### What is required
Records follow. Pull out every line that contains "with".

[Saved entries]
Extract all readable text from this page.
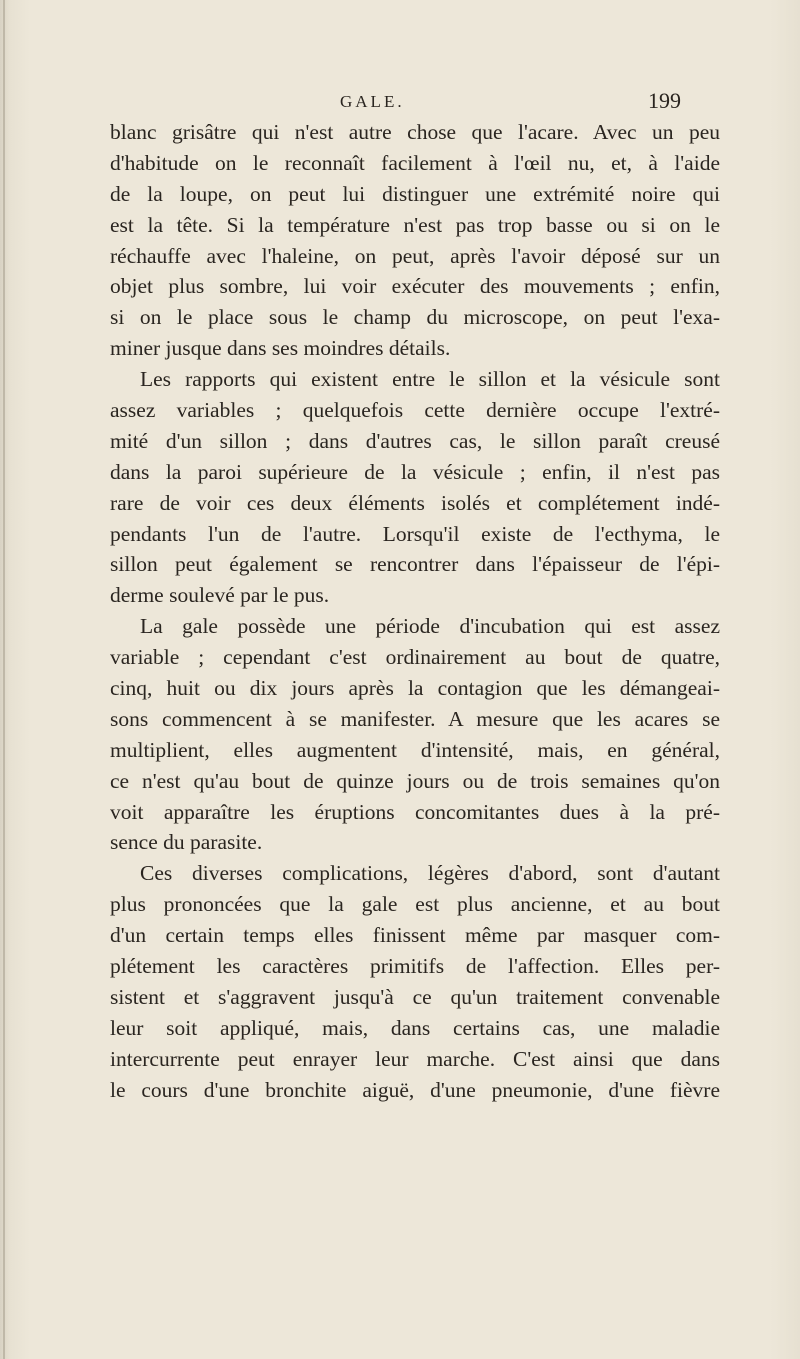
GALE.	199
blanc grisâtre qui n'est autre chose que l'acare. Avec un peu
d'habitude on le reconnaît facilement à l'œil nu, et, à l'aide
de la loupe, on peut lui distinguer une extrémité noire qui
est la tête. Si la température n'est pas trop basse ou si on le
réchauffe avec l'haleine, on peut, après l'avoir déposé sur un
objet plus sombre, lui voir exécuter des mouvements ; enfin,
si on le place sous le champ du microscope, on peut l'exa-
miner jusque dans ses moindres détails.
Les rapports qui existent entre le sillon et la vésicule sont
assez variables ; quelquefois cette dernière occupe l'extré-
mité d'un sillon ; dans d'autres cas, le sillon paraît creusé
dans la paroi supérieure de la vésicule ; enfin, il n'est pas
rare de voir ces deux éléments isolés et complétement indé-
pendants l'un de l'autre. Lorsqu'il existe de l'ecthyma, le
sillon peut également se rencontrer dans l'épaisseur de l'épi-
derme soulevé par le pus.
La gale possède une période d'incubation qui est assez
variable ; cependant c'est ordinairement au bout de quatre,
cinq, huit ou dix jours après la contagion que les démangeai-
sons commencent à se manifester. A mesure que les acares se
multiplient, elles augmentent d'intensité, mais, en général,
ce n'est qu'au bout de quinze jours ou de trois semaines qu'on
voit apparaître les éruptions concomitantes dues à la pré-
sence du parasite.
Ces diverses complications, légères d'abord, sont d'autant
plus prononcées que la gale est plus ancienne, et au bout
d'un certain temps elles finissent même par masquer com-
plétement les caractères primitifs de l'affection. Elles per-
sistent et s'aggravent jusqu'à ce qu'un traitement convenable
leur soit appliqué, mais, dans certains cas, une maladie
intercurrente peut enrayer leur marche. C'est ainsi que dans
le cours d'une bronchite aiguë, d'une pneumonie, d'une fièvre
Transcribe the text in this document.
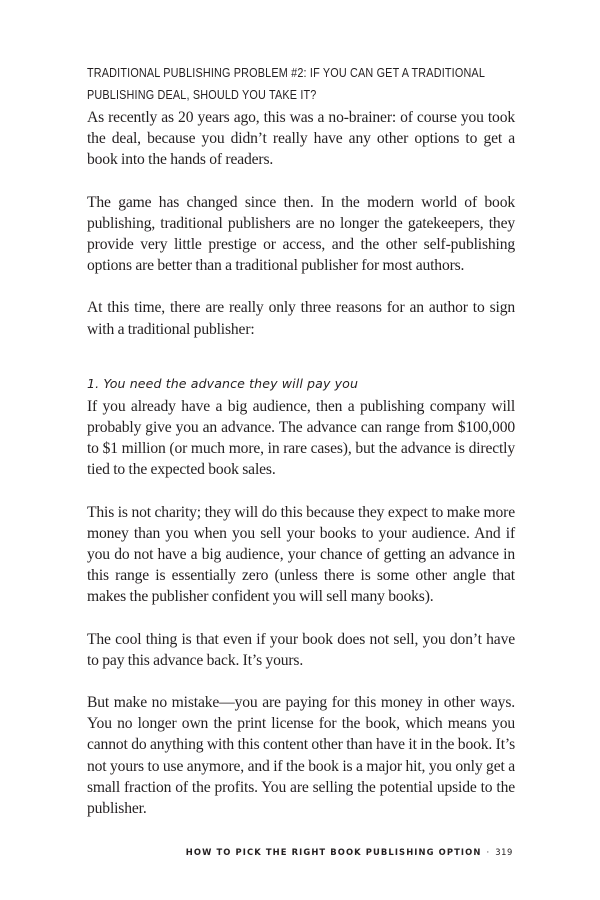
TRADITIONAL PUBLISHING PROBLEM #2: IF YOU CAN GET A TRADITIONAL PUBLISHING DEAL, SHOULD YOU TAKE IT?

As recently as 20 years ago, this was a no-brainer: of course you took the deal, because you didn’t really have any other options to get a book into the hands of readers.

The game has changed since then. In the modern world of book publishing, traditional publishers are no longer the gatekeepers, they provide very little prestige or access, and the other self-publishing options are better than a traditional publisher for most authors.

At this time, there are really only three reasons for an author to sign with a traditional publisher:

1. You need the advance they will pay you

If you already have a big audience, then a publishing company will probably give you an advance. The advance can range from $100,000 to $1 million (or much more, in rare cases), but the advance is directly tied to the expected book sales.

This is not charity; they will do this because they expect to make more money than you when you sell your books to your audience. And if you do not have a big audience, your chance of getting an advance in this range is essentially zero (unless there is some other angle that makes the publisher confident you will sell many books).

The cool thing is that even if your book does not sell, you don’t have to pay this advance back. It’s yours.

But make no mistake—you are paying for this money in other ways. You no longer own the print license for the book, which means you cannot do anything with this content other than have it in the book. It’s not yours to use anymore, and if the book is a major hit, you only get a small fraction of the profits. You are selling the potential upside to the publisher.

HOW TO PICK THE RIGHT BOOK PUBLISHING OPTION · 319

### Answer to this exercise
At this time, there are really only three reasons for an author to sign with a traditional publisher:
But make no mistake—you are paying for this money in other ways. You no longer own the print license for the book, which means you cannot do anything with this content other than have it in the book. It’s not yours to use anymore, and if the book is a major hit, you only get a small fraction of the profits. You are selling the potential upside to the publisher.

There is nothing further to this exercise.